**DOCUMENT EXCERPT**:

--- BEGIN ---

Markus Howell (born April 21, 1975) is the receivers coach for the Edmonton Elks of the Canadian Football League (CFL). He is a former professional Canadian football wide receiver and kick returner who played for 11 years for the Winnipeg Blue Bombers, Ottawa Renegades, and Calgary Stampeders. He was drafted in the fourth round of the 2000 CFL Draft by the Blue Bombers. He won a Grey Cup championship in 2008. He played college football at Texas Southern.

Professional career

Winnipeg Blue Bombers
Howell was drafted in the fourth round (25th overall) in the 2000 CFL Draft by the Winnipeg Blue Bombers. As a rookie in 2000, Howell had 258 receiving yards and one touchdown. In 2001, he recorded 307 yards and a touchdown then in 2002 he had 415 yards and a touchdown. Howell had 20 catches for 282 yards and recorded the highest touchdown mark of his Winnipeg career with two. His final season in Winnipeg, he had two catches for 17 yards. He left as a free agent after the 2004 season.

Ottawa Renegades
The Ottawa Renegades signed Howell as a free agent in 2005. He played only one season in Ottawa, before they disbanded. In his only year there he had 25 catches for 417 yards with a career-high three touchdowns.

--- END ---

**SUPPLIED ENTRIES**:

--- BEGIN ---

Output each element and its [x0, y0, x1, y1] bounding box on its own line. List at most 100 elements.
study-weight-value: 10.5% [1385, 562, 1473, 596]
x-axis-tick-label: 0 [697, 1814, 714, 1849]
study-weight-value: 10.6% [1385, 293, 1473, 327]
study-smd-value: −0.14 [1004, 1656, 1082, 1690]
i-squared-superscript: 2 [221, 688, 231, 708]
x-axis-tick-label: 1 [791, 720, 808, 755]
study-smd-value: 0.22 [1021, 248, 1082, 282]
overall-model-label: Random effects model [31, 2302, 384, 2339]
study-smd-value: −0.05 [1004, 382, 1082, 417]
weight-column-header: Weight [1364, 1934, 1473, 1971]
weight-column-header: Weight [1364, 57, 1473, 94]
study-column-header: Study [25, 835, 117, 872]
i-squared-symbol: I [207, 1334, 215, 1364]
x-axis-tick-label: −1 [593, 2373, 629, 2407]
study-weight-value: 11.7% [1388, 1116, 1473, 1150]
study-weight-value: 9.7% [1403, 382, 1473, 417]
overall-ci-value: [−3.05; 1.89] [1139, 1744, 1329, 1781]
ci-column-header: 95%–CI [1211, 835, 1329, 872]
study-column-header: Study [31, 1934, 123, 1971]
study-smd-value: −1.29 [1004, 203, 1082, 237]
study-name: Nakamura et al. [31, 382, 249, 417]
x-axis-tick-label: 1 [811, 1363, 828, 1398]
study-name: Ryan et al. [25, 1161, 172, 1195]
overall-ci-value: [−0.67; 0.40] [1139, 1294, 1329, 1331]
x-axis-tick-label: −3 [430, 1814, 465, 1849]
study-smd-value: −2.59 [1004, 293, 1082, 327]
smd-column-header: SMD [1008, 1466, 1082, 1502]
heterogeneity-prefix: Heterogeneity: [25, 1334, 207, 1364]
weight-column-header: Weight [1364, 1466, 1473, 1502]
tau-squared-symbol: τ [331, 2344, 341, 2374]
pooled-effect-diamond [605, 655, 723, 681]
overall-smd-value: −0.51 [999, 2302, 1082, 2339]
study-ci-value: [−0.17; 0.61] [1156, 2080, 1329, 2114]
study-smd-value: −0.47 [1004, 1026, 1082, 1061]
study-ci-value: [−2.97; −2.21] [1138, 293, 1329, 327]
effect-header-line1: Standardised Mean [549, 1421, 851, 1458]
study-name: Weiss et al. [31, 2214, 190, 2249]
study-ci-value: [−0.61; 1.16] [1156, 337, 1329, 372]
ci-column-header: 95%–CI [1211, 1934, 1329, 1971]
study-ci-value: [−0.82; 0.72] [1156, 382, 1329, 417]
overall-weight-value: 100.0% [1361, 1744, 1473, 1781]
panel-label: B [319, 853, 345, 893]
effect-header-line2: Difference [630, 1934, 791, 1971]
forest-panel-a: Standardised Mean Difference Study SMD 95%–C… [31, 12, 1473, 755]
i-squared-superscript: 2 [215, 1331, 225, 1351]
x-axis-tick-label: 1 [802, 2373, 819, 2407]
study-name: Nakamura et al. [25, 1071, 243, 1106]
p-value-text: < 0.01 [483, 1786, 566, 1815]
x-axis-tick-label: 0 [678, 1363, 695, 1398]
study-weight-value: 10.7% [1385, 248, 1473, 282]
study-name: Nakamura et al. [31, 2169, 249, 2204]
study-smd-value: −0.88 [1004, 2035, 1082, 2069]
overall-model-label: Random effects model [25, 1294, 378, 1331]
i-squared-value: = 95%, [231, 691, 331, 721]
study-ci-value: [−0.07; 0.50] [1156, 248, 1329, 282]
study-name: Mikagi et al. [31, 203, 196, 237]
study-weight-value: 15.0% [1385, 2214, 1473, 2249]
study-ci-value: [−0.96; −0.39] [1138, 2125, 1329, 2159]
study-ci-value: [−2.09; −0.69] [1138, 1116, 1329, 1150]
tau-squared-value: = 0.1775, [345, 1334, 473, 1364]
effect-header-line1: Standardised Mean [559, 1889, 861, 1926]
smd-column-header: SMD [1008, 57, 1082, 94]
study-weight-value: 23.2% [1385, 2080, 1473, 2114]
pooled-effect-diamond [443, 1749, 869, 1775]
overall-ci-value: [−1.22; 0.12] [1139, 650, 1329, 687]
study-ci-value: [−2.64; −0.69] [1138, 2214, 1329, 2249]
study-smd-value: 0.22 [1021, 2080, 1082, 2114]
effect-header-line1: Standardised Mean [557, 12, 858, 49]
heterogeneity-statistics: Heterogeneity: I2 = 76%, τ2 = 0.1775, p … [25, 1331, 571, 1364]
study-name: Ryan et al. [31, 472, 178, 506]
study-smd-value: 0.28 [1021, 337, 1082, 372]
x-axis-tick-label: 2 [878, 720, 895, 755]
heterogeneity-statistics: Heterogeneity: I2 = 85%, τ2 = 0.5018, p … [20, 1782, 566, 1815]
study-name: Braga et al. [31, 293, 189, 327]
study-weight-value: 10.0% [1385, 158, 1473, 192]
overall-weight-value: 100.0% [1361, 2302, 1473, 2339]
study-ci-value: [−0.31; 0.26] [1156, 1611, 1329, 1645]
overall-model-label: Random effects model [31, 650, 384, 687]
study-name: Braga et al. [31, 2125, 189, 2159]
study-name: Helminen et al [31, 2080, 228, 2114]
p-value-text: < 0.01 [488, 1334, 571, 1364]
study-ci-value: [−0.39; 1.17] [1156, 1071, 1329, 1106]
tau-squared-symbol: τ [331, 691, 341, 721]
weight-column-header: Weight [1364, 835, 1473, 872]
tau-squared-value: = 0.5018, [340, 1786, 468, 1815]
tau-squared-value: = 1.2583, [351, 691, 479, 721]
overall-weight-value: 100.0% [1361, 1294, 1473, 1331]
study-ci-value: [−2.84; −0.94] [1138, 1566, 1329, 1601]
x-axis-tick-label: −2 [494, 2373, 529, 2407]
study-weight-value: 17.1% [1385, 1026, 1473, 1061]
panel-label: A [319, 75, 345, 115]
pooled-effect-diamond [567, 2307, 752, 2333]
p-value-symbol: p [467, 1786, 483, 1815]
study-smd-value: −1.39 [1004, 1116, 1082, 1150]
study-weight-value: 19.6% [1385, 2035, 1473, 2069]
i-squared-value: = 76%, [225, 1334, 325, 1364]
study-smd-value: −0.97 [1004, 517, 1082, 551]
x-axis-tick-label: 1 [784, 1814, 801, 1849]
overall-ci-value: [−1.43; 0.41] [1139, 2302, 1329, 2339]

--- END ---

**SET TASKS**:
1/ Answer these from the biography of Markus Howell:
(a) In which round of the 2000 CFL Draft, and at what overall pick, was Howell selected?
(b) In what year did Howell win a Grey Cup championship?
(c) How many catches and receiving yards did Howell have in his one season with the Ottawa Renegades?
2/ Extend the biography of Markus Howell, picking up after its final sentence.

**TASK-BY-TASK ANSWERS**:
1/
(a) The fourth round, 25th overall.
(b) 2008.
(c) 25 catches for 417 yards.

2/
Calgary Stampeders
He was selected by the Calgary Stampeders in the CFL Dispersal Draft. In 2006, Howell recorded twenty catches for 340 yards and a touchdown. Howell played in 17 games in 2007, mainly playing on special teams with sporadic appearances on offence. He led Calgary in all-purpose yards with 1,299 and he returned 24 kickoffs for a combined total of 475 yards. Against Saskatchewan he returned a punt for 96 yards which was a season high. In 2008, Howell was used as a backup defensive back and also played on special teams. Against the Montreal Alouettes on July 10, he brought his career kickoff return yardage to over 1,500 yards. On August 2, he returned a punt against Saskatchewan which brought his career punt return yardage to over 1,500. Then, on October 13, once again against the Roughriders he played in his 150th career game.

Howell retired on May 10, 2010.

Winnipeg Blue Bombers
On July 12, 2010, it was announced that Howell had signed a contract with his former team, the Winnipeg Blue Bombers. After one season of play with the Bombers, Howell announced his second retirement on May 9, 2011.

Coaching career
Soon after his retirement announcement, Howell joined the Blue Bombers coaching staff for the 2011 season.

On February 6, 2020, it was announced that Howell had joined the Toronto Argonauts as the team's receivers coach. The 2020 CFL season was cancelled, but Howell coached for the Argonauts in 2021 where the team finished in first place in the East Division.

On January 4, 2022, Howell formally joined the Edmonton Elks as the team's run game coordinator and receivers coach.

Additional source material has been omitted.